Given problem: Turn the listing below into a JSON list of strings, one string per line, and leave out any blank lines.

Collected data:

----

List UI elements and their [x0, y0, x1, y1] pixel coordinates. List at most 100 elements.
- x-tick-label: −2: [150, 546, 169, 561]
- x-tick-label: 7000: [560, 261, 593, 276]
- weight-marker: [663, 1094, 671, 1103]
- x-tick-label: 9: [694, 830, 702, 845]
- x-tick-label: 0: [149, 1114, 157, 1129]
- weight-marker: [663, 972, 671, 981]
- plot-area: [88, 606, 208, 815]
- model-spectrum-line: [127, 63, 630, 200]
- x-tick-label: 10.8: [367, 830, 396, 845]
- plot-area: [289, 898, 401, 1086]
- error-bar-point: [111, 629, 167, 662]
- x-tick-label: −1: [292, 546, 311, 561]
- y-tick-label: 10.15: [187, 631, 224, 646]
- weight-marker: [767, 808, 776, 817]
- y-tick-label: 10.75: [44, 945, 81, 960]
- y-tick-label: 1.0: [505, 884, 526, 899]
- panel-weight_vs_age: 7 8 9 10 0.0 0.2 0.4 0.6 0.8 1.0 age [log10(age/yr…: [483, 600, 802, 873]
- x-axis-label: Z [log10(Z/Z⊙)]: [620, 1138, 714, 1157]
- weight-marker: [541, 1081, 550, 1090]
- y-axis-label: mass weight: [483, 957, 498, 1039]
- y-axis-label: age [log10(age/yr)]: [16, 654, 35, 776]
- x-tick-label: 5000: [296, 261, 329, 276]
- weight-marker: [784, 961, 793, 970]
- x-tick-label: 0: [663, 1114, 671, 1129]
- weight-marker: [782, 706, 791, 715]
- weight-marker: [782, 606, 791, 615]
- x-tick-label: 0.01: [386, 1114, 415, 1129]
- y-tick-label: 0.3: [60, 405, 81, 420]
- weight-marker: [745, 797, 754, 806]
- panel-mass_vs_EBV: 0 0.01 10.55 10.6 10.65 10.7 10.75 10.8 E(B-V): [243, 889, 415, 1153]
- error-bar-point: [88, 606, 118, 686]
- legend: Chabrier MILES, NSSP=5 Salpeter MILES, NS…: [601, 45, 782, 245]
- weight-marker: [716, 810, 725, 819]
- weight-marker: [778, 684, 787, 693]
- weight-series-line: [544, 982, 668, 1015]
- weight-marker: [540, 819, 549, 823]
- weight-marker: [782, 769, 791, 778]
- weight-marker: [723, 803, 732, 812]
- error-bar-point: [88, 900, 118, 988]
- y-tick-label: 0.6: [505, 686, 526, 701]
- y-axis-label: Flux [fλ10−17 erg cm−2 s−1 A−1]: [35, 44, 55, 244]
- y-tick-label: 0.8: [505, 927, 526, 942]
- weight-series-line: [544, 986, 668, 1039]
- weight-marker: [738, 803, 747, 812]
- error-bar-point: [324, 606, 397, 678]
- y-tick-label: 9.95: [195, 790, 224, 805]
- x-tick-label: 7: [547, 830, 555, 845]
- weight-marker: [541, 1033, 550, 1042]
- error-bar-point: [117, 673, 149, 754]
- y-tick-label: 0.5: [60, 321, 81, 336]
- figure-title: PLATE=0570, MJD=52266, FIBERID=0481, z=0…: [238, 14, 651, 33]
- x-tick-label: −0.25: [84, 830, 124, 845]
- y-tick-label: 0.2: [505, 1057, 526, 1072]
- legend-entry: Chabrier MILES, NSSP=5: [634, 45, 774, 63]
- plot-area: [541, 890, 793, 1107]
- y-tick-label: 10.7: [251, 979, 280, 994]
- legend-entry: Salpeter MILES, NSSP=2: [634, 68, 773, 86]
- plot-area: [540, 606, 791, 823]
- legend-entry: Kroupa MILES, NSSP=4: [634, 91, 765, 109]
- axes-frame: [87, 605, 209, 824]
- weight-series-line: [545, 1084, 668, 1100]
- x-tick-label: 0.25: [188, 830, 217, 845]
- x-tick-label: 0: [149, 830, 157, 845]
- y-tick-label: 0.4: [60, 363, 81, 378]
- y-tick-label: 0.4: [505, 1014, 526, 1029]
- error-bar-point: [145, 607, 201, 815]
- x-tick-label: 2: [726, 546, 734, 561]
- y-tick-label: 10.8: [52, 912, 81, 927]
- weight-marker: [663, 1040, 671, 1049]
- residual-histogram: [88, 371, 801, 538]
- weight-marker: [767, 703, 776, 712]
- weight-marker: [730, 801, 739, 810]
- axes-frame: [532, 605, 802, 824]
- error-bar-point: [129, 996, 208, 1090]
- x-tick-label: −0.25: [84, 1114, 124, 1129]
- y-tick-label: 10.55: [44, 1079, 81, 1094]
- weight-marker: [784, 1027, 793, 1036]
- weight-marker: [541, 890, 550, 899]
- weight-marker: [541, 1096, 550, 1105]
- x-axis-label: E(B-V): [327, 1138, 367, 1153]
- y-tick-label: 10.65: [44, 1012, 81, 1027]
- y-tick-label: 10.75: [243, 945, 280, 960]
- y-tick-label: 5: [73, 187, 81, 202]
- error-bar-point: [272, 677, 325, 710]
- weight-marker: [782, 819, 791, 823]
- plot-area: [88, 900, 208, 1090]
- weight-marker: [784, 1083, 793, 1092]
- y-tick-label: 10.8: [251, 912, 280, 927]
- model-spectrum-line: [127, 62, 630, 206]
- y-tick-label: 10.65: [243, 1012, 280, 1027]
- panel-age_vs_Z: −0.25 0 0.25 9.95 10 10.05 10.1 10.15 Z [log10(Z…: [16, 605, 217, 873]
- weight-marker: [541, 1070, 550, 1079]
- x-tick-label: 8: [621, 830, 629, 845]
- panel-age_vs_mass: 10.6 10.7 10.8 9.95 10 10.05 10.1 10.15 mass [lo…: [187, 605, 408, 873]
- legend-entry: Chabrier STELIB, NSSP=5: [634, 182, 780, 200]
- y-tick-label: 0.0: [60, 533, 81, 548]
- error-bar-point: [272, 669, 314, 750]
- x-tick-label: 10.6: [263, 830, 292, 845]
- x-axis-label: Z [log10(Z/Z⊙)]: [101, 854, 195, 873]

----

Solution for this exercise:
[
  "List UI elements and their [x0, y0, x1, y1] pixel coordinates. List at most 100 elements.",
  "- x-tick-label: −2: [150, 546, 169, 561]",
  "- x-tick-label: 7000: [560, 261, 593, 276]",
  "- weight-marker: [663, 1094, 671, 1103]",
  "- x-tick-label: 9: [694, 830, 702, 845]",
  "- x-tick-label: 0: [149, 1114, 157, 1129]",
  "- weight-marker: [663, 972, 671, 981]",
  "- plot-area: [88, 606, 208, 815]",
  "- model-spectrum-line: [127, 63, 630, 200]",
  "- x-tick-label: 10.8: [367, 830, 396, 845]",
  "- plot-area: [289, 898, 401, 1086]",
  "- error-bar-point: [111, 629, 167, 662]",
  "- x-tick-label: −1: [292, 546, 311, 561]",
  "- y-tick-label: 10.15: [187, 631, 224, 646]",
  "- weight-marker: [767, 808, 776, 817]",
  "- y-tick-label: 10.75: [44, 945, 81, 960]",
  "- y-tick-label: 1.0: [505, 884, 526, 899]",
  "- panel-weight_vs_age: 7 8 9 10 0.0 0.2 0.4 0.6 0.8 1.0 age [log10(age/yr…: [483, 600, 802, 873]",
  "- x-axis-label: Z [log10(Z/Z⊙)]: [620, 1138, 714, 1157]",
  "- weight-marker: [541, 1081, 550, 1090]",
  "- y-axis-label: mass weight: [483, 957, 498, 1039]",
  "- y-axis-label: age [log10(age/yr)]: [16, 654, 35, 776]",
  "- x-tick-label: 5000: [296, 261, 329, 276]",
  "- weight-marker: [784, 961, 793, 970]",
  "- x-tick-label: 0: [663, 1114, 671, 1129]",
  "- weight-marker: [782, 706, 791, 715]",
  "- weight-marker: [782, 606, 791, 615]",
  "- x-tick-label: 0.01: [386, 1114, 415, 1129]",
  "- y-tick-label: 0.3: [60, 405, 81, 420]",
  "- weight-marker: [745, 797, 754, 806]",
  "- panel-mass_vs_EBV: 0 0.01 10.55 10.6 10.65 10.7 10.75 10.8 E(B-V): [243, 889, 415, 1153]",
  "- error-bar-point: [88, 606, 118, 686]",
  "- legend: Chabrier MILES, NSSP=5 Salpeter MILES, NS…: [601, 45, 782, 245]",
  "- weight-marker: [716, 810, 725, 819]",
  "- weight-marker: [778, 684, 787, 693]",
  "- weight-series-line: [544, 982, 668, 1015]",
  "- weight-marker: [540, 819, 549, 823]",
  "- weight-marker: [782, 769, 791, 778]",
  "- weight-marker: [723, 803, 732, 812]",
  "- error-bar-point: [88, 900, 118, 988]",
  "- y-tick-label: 0.6: [505, 686, 526, 701]",
  "- y-axis-label: Flux [fλ10−17 erg cm−2 s−1 A−1]: [35, 44, 55, 244]",
  "- y-tick-label: 0.8: [505, 927, 526, 942]",
  "- weight-series-line: [544, 986, 668, 1039]",
  "- weight-marker: [738, 803, 747, 812]",
  "- error-bar-point: [324, 606, 397, 678]",
  "- y-tick-label: 9.95: [195, 790, 224, 805]",
  "- x-tick-label: 7: [547, 830, 555, 845]",
  "- weight-marker: [541, 1033, 550, 1042]",
  "- error-bar-point: [117, 673, 149, 754]",
  "- y-tick-label: 0.5: [60, 321, 81, 336]",
  "- figure-title: PLATE=0570, MJD=52266, FIBERID=0481, z=0…: [238, 14, 651, 33]",
  "- x-tick-label: −0.25: [84, 830, 124, 845]",
  "- y-tick-label: 0.2: [505, 1057, 526, 1072]",
  "- legend-entry: Chabrier MILES, NSSP=5: [634, 45, 774, 63]",
  "- plot-area: [541, 890, 793, 1107]",
  "- y-tick-label: 10.7: [251, 979, 280, 994]",
  "- legend-entry: Salpeter MILES, NSSP=2: [634, 68, 773, 86]",
  "- plot-area: [540, 606, 791, 823]",
  "- legend-entry: Kroupa MILES, NSSP=4: [634, 91, 765, 109]",
  "- axes-frame: [87, 605, 209, 824]",
  "- weight-series-line: [545, 1084, 668, 1100]",
  "- x-tick-label: 0.25: [188, 830, 217, 845]",
  "- x-tick-label: 0: [149, 830, 157, 845]",
  "- y-tick-label: 0.4: [60, 363, 81, 378]",
  "- y-tick-label: 0.4: [505, 1014, 526, 1029]",
  "- error-bar-point: [145, 607, 201, 815]",
  "- x-tick-label: 2: [726, 546, 734, 561]",
  "- y-tick-label: 10.8: [52, 912, 81, 927]",
  "- weight-marker: [663, 1040, 671, 1049]",
  "- residual-histogram: [88, 371, 801, 538]",
  "- weight-marker: [767, 703, 776, 712]",
  "- weight-marker: [730, 801, 739, 810]",
  "- axes-frame: [532, 605, 802, 824]",
  "- error-bar-point: [129, 996, 208, 1090]",
  "- x-tick-label: −0.25: [84, 1114, 124, 1129]",
  "- y-tick-label: 10.55: [44, 1079, 81, 1094]",
  "- weight-marker: [784, 1027, 793, 1036]",
  "- weight-marker: [541, 890, 550, 899]",
  "- weight-marker: [541, 1096, 550, 1105]",
  "- x-axis-label: E(B-V): [327, 1138, 367, 1153]",
  "- y-tick-label: 10.65: [44, 1012, 81, 1027]",
  "- y-tick-label: 10.75: [243, 945, 280, 960]",
  "- y-tick-label: 5: [73, 187, 81, 202]",
  "- error-bar-point: [272, 677, 325, 710]",
  "- weight-marker: [782, 819, 791, 823]",
  "- plot-area: [88, 900, 208, 1090]",
  "- weight-marker: [784, 1083, 793, 1092]",
  "- y-tick-label: 10.8: [251, 912, 280, 927]",
  "- model-spectrum-line: [127, 62, 630, 206]",
  "- y-tick-label: 10.65: [243, 1012, 280, 1027]",
  "- panel-age_vs_Z: −0.25 0 0.25 9.95 10 10.05 10.1 10.15 Z [log10(Z…: [16, 605, 217, 873]",
  "- weight-marker: [541, 1070, 550, 1079]",
  "- x-tick-label: 8: [621, 830, 629, 845]",
  "- panel-age_vs_mass: 10.6 10.7 10.8 9.95 10 10.05 10.1 10.15 mass [lo…: [187, 605, 408, 873]",
  "- legend-entry: Chabrier STELIB, NSSP=5: [634, 182, 780, 200]",
  "- y-tick-label: 0.0: [60, 533, 81, 548]",
  "- error-bar-point: [272, 669, 314, 750]",
  "- x-tick-label: 10.6: [263, 830, 292, 845]",
  "- x-axis-label: Z [log10(Z/Z⊙)]: [101, 854, 195, 873]"
]